Data shown:

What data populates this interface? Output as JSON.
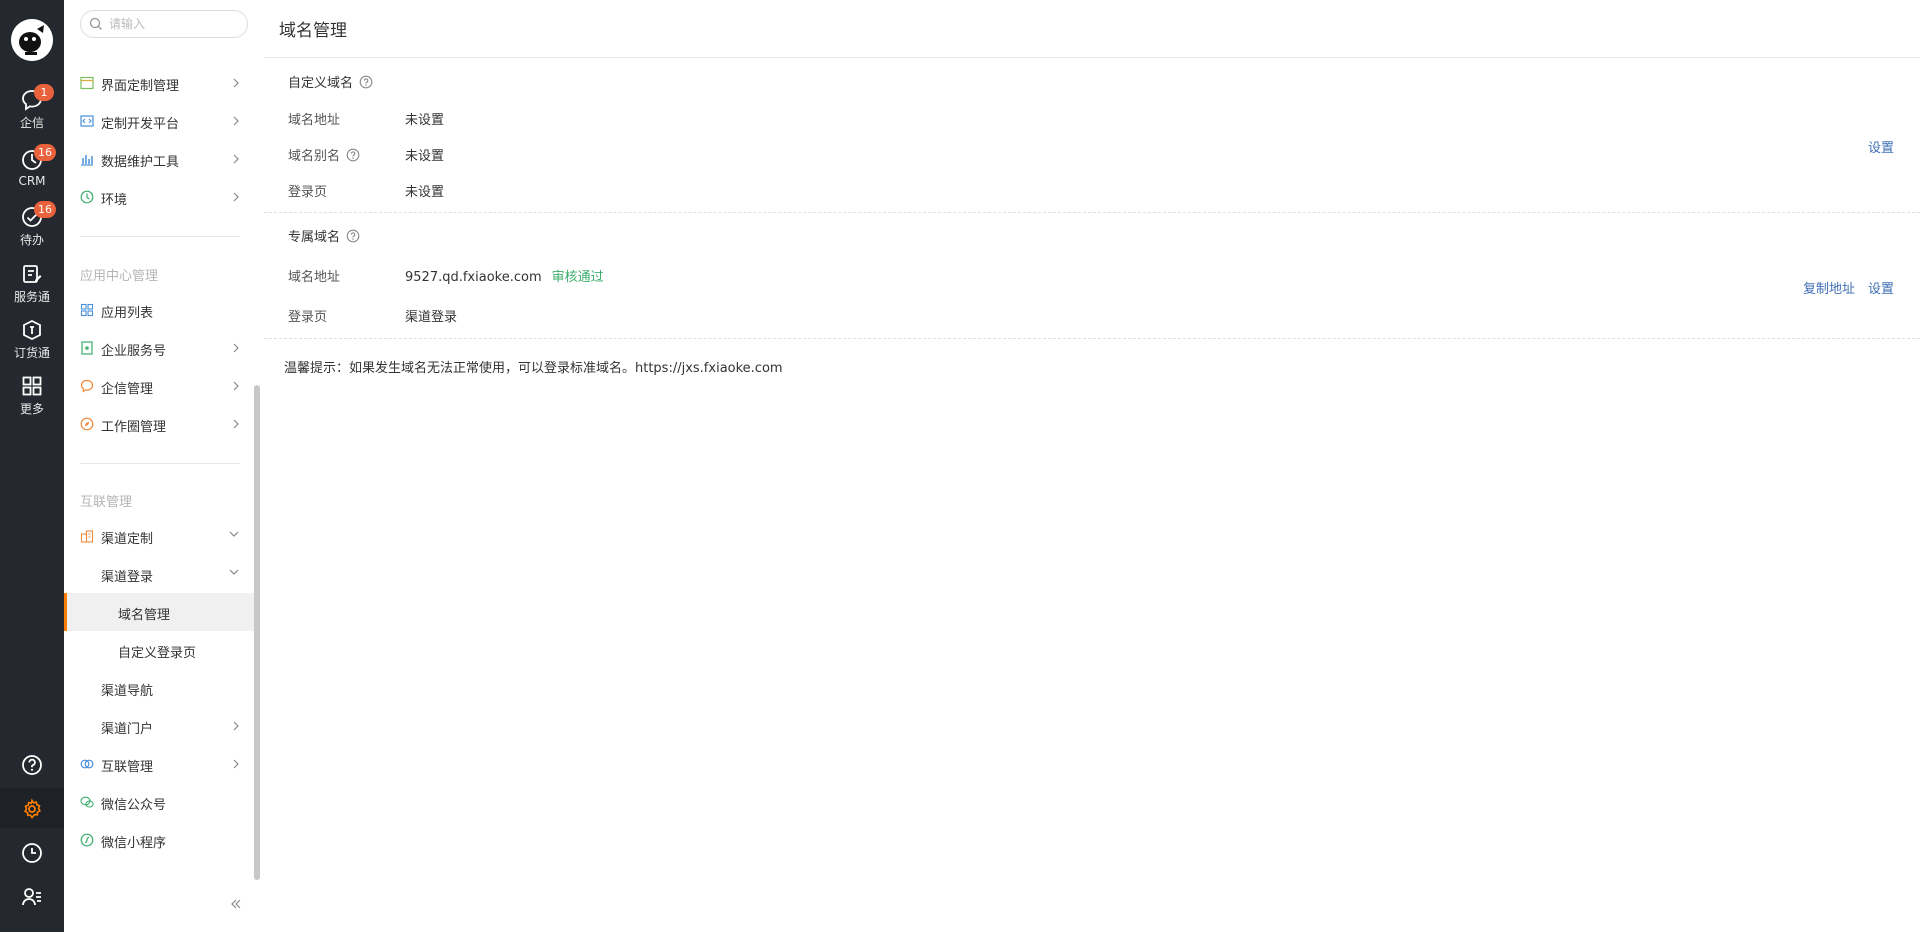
{
  "rail": {
    "items": [
      {
        "label": "企信",
        "badge": "1"
      },
      {
        "label": "CRM",
        "badge": "16"
      },
      {
        "label": "待办",
        "badge": "16"
      },
      {
        "label": "服务通"
      },
      {
        "label": "订货通"
      },
      {
        "label": "更多"
      }
    ],
    "accent": "#ff8000"
  },
  "sidebar": {
    "search_placeholder": "请输入",
    "group1": [
      {
        "label": "界面定制管理"
      },
      {
        "label": "定制开发平台"
      },
      {
        "label": "数据维护工具"
      },
      {
        "label": "环境"
      }
    ],
    "section2_title": "应用中心管理",
    "group2": [
      {
        "label": "应用列表"
      },
      {
        "label": "企业服务号"
      },
      {
        "label": "企信管理"
      },
      {
        "label": "工作圈管理"
      }
    ],
    "section3_title": "互联管理",
    "group3": [
      {
        "label": "渠道定制"
      },
      {
        "label": "渠道登录"
      },
      {
        "label": "域名管理"
      },
      {
        "label": "自定义登录页"
      },
      {
        "label": "渠道导航"
      },
      {
        "label": "渠道门户"
      },
      {
        "label": "互联管理"
      },
      {
        "label": "微信公众号"
      },
      {
        "label": "微信小程序"
      }
    ]
  },
  "main": {
    "title": "域名管理",
    "custom": {
      "heading": "自定义域名",
      "rows": [
        {
          "label": "域名地址",
          "value": "未设置"
        },
        {
          "label": "域名别名",
          "value": "未设置"
        },
        {
          "label": "登录页",
          "value": "未设置"
        }
      ],
      "action": "设置"
    },
    "exclusive": {
      "heading": "专属域名",
      "rows": [
        {
          "label": "域名地址",
          "value": "9527.qd.fxiaoke.com",
          "status": "审核通过"
        },
        {
          "label": "登录页",
          "value": "渠道登录"
        }
      ],
      "copy_action": "复制地址",
      "action": "设置"
    },
    "tip": "温馨提示：如果发生域名无法正常使用，可以登录标准域名。https://jxs.fxiaoke.com"
  }
}
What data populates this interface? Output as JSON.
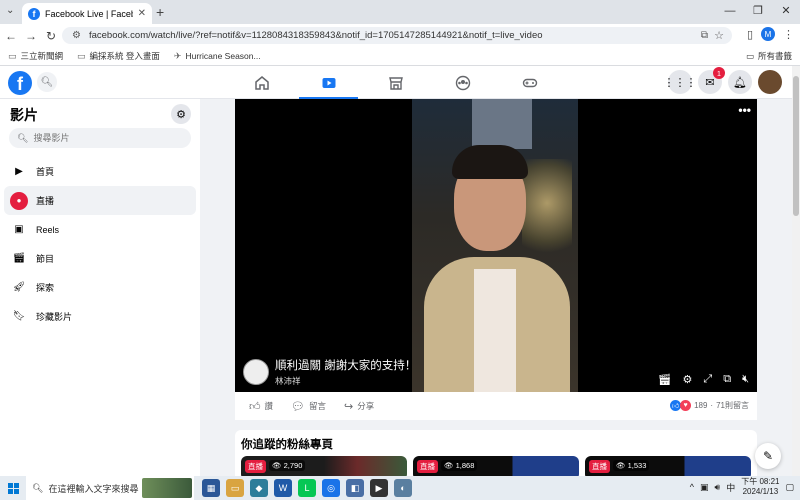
{
  "browser": {
    "tab_title": "Facebook Live | Facebook",
    "url": "facebook.com/watch/live/?ref=notif&v=1128084318359843&notif_id=1705147285144921&notif_t=live_video",
    "profile_initial": "M"
  },
  "bookmarks": {
    "items": [
      "三立新聞網",
      "編採系統 登入畫面",
      "Hurricane Season..."
    ],
    "all_label": "所有書籤"
  },
  "fb": {
    "messenger_badge": "1"
  },
  "sidebar": {
    "title": "影片",
    "search_placeholder": "搜尋影片",
    "items": [
      {
        "label": "首頁",
        "icon": "play-icon"
      },
      {
        "label": "直播",
        "icon": "live-camera-icon"
      },
      {
        "label": "Reels",
        "icon": "reels-icon"
      },
      {
        "label": "節目",
        "icon": "shows-icon"
      },
      {
        "label": "探索",
        "icon": "explore-icon"
      },
      {
        "label": "珍藏影片",
        "icon": "bookmark-icon"
      }
    ]
  },
  "video": {
    "title": "順利過關 謝謝大家的支持！",
    "author": "林沛祥"
  },
  "actions": {
    "like": "讚",
    "comment": "留言",
    "share": "分享",
    "reactions_count": "189",
    "comments_count": "71則留言"
  },
  "followed": {
    "title": "你追蹤的粉絲專頁",
    "cards": [
      {
        "live": "直播",
        "views": "2,790"
      },
      {
        "live": "直播",
        "views": "1,868"
      },
      {
        "live": "直播",
        "views": "1,533"
      }
    ]
  },
  "taskbar": {
    "search_placeholder": "在這裡輸入文字來搜尋",
    "ime": "中",
    "time": "下午 08:21",
    "date": "2024/1/13"
  },
  "colors": {
    "fb_blue": "#1877f2",
    "live_red": "#e41e3f"
  }
}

What the exercise asks:
Pictures are to be left out; all else in the entries above is to be quoted exactly.

Result of the exercise:
What data populates this interface? Output as JSON.
{
  "rail": {
    "items": [
      {
        "label": "企信",
        "badge": "1"
      },
      {
        "label": "CRM",
        "badge": "16"
      },
      {
        "label": "待办",
        "badge": "16"
      },
      {
        "label": "服务通"
      },
      {
        "label": "订货通"
      },
      {
        "label": "更多"
      }
    ],
    "accent": "#ff8000"
  },
  "sidebar": {
    "search_placeholder": "请输入",
    "group1": [
      {
        "label": "界面定制管理"
      },
      {
        "label": "定制开发平台"
      },
      {
        "label": "数据维护工具"
      },
      {
        "label": "环境"
      }
    ],
    "section2_title": "应用中心管理",
    "group2": [
      {
        "label": "应用列表"
      },
      {
        "label": "企业服务号"
      },
      {
        "label": "企信管理"
      },
      {
        "label": "工作圈管理"
      }
    ],
    "section3_title": "互联管理",
    "group3": [
      {
        "label": "渠道定制"
      },
      {
        "label": "渠道登录"
      },
      {
        "label": "域名管理"
      },
      {
        "label": "自定义登录页"
      },
      {
        "label": "渠道导航"
      },
      {
        "label": "渠道门户"
      },
      {
        "label": "互联管理"
      },
      {
        "label": "微信公众号"
      },
      {
        "label": "微信小程序"
      }
    ]
  },
  "main": {
    "title": "域名管理",
    "custom": {
      "heading": "自定义域名",
      "rows": [
        {
          "label": "域名地址",
          "value": "未设置"
        },
        {
          "label": "域名别名",
          "value": "未设置"
        },
        {
          "label": "登录页",
          "value": "未设置"
        }
      ],
      "action": "设置"
    },
    "exclusive": {
      "heading": "专属域名",
      "rows": [
        {
          "label": "域名地址",
          "value": "9527.qd.fxiaoke.com",
          "status": "审核通过"
        },
        {
          "label": "登录页",
          "value": "渠道登录"
        }
      ],
      "copy_action": "复制地址",
      "action": "设置"
    },
    "tip": "温馨提示：如果发生域名无法正常使用，可以登录标准域名。https://jxs.fxiaoke.com"
  }
}
What data populates this interface? Output as JSON.
{
  "browser": {
    "tab_title": "Facebook Live | Facebook",
    "url": "facebook.com/watch/live/?ref=notif&v=1128084318359843&notif_id=1705147285144921&notif_t=live_video",
    "profile_initial": "M"
  },
  "bookmarks": {
    "items": [
      "三立新聞網",
      "編採系統 登入畫面",
      "Hurricane Season..."
    ],
    "all_label": "所有書籤"
  },
  "fb": {
    "messenger_badge": "1"
  },
  "sidebar": {
    "title": "影片",
    "search_placeholder": "搜尋影片",
    "items": [
      {
        "label": "首頁",
        "icon": "play-icon"
      },
      {
        "label": "直播",
        "icon": "live-camera-icon"
      },
      {
        "label": "Reels",
        "icon": "reels-icon"
      },
      {
        "label": "節目",
        "icon": "shows-icon"
      },
      {
        "label": "探索",
        "icon": "explore-icon"
      },
      {
        "label": "珍藏影片",
        "icon": "bookmark-icon"
      }
    ]
  },
  "video": {
    "title": "順利過關 謝謝大家的支持！",
    "author": "林沛祥"
  },
  "actions": {
    "like": "讚",
    "comment": "留言",
    "share": "分享",
    "reactions_count": "189",
    "comments_count": "71則留言"
  },
  "followed": {
    "title": "你追蹤的粉絲專頁",
    "cards": [
      {
        "live": "直播",
        "views": "2,790"
      },
      {
        "live": "直播",
        "views": "1,868"
      },
      {
        "live": "直播",
        "views": "1,533"
      }
    ]
  },
  "taskbar": {
    "search_placeholder": "在這裡輸入文字來搜尋",
    "ime": "中",
    "time": "下午 08:21",
    "date": "2024/1/13"
  },
  "colors": {
    "fb_blue": "#1877f2",
    "live_red": "#e41e3f"
  }
}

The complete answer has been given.